Data supplied:
# # # # # # #
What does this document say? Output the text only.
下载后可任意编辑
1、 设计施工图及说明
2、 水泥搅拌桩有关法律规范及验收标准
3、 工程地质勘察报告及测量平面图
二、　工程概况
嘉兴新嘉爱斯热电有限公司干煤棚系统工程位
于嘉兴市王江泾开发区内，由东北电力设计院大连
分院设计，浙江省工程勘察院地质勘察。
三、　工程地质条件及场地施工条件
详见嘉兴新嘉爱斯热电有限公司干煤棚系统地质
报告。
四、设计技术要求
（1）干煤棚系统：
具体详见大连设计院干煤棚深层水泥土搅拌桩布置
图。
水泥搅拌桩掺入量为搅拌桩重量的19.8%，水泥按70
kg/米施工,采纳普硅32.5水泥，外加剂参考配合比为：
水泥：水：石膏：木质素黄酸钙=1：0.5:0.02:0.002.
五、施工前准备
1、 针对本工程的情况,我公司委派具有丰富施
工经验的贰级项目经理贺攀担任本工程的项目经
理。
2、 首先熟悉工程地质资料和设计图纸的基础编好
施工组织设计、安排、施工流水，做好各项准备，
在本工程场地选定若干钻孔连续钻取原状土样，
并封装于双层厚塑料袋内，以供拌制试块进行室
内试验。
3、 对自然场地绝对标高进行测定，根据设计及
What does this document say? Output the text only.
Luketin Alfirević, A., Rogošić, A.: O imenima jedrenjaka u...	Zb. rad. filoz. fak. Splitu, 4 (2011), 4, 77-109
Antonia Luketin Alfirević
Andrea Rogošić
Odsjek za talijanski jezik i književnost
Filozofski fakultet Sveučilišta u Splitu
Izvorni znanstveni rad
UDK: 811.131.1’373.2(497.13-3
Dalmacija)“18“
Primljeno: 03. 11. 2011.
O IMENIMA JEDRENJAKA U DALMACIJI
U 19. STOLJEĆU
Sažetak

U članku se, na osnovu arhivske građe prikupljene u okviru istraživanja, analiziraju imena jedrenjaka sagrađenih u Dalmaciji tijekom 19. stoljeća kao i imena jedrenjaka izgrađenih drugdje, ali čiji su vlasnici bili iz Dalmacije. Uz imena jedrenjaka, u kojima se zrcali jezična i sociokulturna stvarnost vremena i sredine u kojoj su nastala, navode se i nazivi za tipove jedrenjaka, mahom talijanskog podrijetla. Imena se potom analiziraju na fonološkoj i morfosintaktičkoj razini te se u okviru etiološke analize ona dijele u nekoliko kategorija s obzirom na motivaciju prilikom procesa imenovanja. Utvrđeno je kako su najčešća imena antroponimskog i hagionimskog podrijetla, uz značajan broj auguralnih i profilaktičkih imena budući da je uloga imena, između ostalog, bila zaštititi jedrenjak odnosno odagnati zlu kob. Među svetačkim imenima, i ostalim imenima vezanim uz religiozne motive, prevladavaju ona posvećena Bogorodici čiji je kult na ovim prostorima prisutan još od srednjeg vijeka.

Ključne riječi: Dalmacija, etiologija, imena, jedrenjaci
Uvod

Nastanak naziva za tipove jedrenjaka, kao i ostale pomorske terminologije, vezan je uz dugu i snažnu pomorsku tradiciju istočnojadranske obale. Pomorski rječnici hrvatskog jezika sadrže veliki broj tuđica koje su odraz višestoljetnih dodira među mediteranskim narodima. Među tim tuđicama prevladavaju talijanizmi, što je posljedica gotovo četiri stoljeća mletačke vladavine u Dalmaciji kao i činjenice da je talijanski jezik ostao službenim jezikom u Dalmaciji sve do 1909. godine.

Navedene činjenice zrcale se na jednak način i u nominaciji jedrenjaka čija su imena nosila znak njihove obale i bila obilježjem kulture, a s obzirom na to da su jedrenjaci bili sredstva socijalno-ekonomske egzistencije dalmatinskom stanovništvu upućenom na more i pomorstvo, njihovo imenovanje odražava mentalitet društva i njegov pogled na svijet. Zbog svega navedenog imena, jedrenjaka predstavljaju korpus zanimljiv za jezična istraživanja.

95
# # # # # # #
The exercise:
Gather from the records above every line containing the string "Rogošić".

Task response:
Luketin Alfirević, A., Rogošić, A.: O imenima jedrenjaka u...	Zb. rad. filoz. fak. Splitu, 4 (2011), 4, 77-109
Andrea Rogošić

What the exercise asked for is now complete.